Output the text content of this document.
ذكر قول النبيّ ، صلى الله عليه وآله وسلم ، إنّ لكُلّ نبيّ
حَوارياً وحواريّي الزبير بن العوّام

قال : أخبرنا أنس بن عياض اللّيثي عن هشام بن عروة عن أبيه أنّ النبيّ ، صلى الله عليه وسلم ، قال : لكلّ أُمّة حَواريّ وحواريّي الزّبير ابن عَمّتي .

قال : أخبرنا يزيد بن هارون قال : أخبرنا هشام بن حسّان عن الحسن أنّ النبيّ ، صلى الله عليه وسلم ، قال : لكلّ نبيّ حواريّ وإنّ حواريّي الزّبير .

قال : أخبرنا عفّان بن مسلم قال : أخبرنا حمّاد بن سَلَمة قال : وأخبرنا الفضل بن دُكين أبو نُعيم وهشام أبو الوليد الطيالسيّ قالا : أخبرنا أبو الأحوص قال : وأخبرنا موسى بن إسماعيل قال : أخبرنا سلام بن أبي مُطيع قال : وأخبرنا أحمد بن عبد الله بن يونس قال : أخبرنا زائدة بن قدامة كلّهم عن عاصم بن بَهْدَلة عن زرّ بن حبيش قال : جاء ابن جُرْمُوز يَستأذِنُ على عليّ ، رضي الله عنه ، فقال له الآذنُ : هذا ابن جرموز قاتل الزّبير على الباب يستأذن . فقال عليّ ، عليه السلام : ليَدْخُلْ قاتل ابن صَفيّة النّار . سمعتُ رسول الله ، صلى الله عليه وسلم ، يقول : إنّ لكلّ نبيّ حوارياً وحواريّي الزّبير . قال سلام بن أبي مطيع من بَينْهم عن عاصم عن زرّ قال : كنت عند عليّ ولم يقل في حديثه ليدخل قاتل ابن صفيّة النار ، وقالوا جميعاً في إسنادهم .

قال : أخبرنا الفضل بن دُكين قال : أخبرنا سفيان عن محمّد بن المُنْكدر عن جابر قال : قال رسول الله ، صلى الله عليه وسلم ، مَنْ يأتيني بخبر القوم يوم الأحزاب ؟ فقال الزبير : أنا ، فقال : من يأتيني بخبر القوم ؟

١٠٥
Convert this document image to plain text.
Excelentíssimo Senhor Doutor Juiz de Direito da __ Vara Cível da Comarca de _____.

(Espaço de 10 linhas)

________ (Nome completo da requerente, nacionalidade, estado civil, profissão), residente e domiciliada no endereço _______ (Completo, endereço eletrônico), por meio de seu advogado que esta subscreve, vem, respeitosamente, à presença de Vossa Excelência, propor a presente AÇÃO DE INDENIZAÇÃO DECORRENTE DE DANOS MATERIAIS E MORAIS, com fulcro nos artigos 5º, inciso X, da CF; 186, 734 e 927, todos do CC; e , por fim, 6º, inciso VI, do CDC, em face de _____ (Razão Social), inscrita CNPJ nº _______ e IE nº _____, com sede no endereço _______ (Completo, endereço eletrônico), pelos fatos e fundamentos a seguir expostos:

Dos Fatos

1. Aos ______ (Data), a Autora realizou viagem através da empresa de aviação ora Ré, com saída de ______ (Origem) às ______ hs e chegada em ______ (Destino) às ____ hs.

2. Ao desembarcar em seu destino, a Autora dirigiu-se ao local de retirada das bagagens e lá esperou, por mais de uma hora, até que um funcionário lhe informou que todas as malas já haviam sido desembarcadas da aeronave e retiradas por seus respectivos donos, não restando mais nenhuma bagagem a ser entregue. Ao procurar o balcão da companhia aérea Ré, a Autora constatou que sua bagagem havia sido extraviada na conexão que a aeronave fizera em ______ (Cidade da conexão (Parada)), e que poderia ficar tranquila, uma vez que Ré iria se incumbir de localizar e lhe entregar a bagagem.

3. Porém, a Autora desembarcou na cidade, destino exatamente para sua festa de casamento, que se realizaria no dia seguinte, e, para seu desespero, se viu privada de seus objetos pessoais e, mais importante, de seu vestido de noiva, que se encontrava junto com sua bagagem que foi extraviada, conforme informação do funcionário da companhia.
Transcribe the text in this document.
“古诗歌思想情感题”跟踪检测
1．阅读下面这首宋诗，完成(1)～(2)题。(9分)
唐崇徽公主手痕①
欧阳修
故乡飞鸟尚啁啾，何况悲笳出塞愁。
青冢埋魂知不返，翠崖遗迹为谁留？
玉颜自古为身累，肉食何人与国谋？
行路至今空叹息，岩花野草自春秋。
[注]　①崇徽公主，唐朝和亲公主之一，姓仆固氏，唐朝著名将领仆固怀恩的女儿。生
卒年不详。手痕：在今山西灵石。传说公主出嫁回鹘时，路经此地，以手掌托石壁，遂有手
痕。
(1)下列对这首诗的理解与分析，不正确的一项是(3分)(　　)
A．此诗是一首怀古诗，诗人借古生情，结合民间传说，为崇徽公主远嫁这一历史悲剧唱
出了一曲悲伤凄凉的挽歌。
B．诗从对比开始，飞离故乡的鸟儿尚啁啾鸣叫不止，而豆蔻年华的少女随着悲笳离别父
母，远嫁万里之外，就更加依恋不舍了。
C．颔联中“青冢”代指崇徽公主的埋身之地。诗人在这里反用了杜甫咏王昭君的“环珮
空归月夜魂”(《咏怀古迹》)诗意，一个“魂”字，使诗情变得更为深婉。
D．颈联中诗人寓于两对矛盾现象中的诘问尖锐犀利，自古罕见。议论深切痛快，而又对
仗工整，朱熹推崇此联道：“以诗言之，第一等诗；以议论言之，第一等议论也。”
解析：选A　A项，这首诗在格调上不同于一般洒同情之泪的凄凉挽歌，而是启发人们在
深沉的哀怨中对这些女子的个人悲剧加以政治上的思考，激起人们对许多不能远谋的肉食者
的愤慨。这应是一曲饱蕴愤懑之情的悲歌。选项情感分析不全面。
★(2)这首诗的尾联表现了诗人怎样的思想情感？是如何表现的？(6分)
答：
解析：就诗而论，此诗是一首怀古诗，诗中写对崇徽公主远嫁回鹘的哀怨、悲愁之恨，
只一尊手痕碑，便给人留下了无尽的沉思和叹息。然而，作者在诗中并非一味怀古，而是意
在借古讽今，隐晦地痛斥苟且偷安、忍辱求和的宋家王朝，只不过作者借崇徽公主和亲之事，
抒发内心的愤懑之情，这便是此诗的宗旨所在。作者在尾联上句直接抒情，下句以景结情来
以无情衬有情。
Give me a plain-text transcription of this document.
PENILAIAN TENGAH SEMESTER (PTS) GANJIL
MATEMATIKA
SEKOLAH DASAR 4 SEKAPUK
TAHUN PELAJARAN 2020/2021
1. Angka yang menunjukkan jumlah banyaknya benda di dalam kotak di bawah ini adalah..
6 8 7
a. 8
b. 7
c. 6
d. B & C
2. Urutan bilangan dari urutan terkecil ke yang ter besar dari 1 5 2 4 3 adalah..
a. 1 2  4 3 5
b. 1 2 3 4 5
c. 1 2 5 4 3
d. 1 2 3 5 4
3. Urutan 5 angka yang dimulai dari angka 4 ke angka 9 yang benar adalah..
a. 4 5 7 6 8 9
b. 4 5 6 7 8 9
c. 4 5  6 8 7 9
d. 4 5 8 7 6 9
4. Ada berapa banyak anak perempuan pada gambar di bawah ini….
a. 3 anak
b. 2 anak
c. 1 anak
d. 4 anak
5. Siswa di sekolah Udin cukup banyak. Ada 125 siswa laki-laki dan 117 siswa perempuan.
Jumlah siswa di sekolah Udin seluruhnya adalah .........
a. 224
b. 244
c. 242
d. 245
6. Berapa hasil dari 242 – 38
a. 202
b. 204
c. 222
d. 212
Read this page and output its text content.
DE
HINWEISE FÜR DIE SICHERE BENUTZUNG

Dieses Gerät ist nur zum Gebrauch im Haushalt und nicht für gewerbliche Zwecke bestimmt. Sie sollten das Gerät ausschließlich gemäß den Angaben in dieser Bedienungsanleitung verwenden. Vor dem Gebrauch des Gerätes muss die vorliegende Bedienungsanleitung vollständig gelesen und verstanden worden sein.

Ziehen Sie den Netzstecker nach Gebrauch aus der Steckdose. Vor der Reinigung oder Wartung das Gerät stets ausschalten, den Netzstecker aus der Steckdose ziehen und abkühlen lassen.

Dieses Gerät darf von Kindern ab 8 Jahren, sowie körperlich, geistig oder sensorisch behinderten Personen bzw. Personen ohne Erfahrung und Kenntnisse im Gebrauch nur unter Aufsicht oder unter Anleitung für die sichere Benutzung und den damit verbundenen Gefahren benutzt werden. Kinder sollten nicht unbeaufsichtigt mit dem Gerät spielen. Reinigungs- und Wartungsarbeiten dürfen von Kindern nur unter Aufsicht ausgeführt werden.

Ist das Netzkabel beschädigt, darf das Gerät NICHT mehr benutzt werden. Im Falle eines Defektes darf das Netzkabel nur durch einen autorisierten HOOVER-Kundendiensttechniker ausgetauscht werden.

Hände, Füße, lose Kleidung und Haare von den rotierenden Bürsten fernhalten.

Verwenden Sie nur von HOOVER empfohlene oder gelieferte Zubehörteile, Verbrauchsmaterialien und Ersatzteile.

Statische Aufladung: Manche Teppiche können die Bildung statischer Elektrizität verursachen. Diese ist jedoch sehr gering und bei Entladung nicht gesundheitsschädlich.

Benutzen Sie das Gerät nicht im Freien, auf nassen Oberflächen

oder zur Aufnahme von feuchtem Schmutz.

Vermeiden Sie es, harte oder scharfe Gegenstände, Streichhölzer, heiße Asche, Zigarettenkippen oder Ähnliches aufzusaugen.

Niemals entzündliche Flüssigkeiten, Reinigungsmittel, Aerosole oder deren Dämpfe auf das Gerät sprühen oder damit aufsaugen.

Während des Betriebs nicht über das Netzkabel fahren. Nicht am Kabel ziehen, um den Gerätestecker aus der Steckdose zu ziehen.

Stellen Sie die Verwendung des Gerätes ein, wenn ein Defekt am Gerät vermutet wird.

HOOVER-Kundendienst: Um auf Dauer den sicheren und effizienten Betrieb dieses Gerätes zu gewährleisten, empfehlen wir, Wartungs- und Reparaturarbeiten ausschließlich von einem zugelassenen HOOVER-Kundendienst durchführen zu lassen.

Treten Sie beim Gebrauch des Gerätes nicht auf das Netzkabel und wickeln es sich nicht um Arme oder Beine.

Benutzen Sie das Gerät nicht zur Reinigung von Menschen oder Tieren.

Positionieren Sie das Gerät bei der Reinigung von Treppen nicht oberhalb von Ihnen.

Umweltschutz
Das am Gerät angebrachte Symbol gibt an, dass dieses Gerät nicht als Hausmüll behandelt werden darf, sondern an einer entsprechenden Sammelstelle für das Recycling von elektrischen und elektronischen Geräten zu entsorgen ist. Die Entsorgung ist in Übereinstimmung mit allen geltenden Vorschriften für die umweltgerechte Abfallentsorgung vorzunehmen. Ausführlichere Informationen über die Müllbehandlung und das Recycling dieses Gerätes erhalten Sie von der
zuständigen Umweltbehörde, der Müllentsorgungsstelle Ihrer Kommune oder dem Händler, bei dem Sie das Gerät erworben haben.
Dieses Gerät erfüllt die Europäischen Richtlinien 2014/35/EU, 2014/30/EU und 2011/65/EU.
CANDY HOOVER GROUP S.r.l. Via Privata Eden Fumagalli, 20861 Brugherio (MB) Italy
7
......
Set out every line from the material that contains the string "text".

*RESULT BELOW*
Output the text content of this document.
Convert this document image to plain text.
Transcribe the text in this document.
Give me a plain-text transcription of this document.
Read this page and output its text content.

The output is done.